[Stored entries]
[Start]

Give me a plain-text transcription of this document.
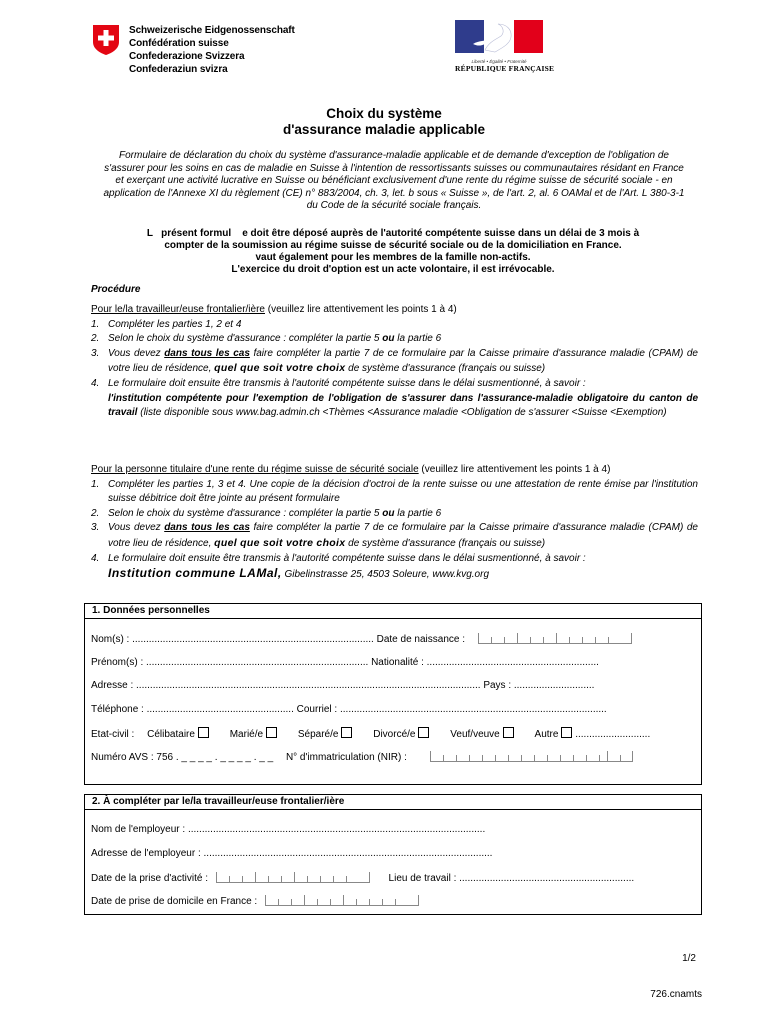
Schweizerische Eidgenossenschaft
Confédération suisse
Confederazione Svizzera
Confederaziun svizra
Liberté • Égalité • Fraternité
RÉPUBLIQUE FRANÇAISE
Choix du système
d'assurance maladie applicable
Formulaire de déclaration du choix du système d'assurance-maladie applicable et de demande d'exception de l'obligation de s'assurer pour les soins en cas de maladie en Suisse à l'intention de ressortissants suisses ou communautaires résidant en France et exerçant une activité lucrative en Suisse ou bénéficiant exclusivement d'une rente du régime suisse de sécurité sociale - en application de l'Annexe XI du règlement (CE) n° 883/2004, ch. 3, let. b sous « Suisse », de l'art. 2, al. 6 OAMal et de l'Art. L 380-3-1 du Code de la sécurité sociale français.
L   présent formul    e doit être déposé auprès de l'autorité compétente suisse dans un délai de 3 mois à
compter de la soumission au régime suisse de sécurité sociale ou de la domiciliation en France.
vaut également pour les membres de la famille non-actifs.
L'exercice du droit d'option est un acte volontaire, il est irrévocable.
Procédure
Pour le/la travailleur/euse frontalier/ière (veuillez lire attentivement les points 1 à 4)
1. Compléter les parties 1, 2 et 4
2. Selon le choix du système d'assurance : compléter la partie 5 ou la partie 6
3. Vous devez dans tous les cas faire compléter la partie 7 de ce formulaire par la Caisse primaire d'assurance maladie (CPAM) de votre lieu de résidence, quel que soit votre choix de système d'assurance (français ou suisse)
4. Le formulaire doit ensuite être transmis à l'autorité compétente suisse dans le délai susmentionné, à savoir :
l'institution compétente pour l'exemption de l'obligation de s'assurer dans l'assurance-maladie obligatoire du canton de travail (liste disponible sous www.bag.admin.ch <Thèmes <Assurance maladie <Obligation de s'assurer <Suisse <Exemption)
Pour la personne titulaire d'une rente du régime suisse de sécurité sociale (veuillez lire attentivement les points 1 à 4)
1. Compléter les parties 1, 3 et 4. Une copie de la décision d'octroi de la rente suisse ou une attestation de rente émise par l'institution suisse débitrice doit être jointe au présent formulaire
2. Selon le choix du système d'assurance : compléter la partie 5 ou la partie 6
3. Vous devez dans tous les cas faire compléter la partie 7 de ce formulaire par la Caisse primaire d'assurance maladie (CPAM) de votre lieu de résidence, quel que soit votre choix de système d'assurance (français ou suisse)
4. Le formulaire doit ensuite être transmis à l'autorité compétente suisse dans le délai susmentionné, à savoir :
Institution commune LAMal, Gibelinstrasse 25, 4503 Soleure, www.kvg.org
1. Données personnelles
Nom(s) : ....................................................................................... Date de naissance :
Prénom(s) : ................................................................................ Nationalité : ..............................................................
Adresse : ............................................................................................................................ Pays : .............................
Téléphone : ..................................................... Courriel : ................................................................................................
Etat-civil : Célibataire	Marié/e	Séparé/e	Divorcé/e	Veuf/veuve	Autre ...........................
Numéro AVS : 756 . _ _ _ _ . _ _ _ _ . _ _ N° d'immatriculation (NIR) :
2. À compléter par le/la travailleur/euse frontalier/ière
Nom de l'employeur : ...........................................................................................................
Adresse de l'employeur : ........................................................................................................
Date de la prise d'activité :	Lieu de travail : ...............................................................
Date de prise de domicile en France :
1/2
726.cnamts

[End]

Written request: Pull out all lines from the entries above in which the word "points" appears.

Solution to this exercise:
Pour le/la travailleur/euse frontalier/ière (veuillez lire attentivement les points 1 à 4)
Pour la personne titulaire d'une rente du régime suisse de sécurité sociale (veuillez lire attentivement les points 1 à 4)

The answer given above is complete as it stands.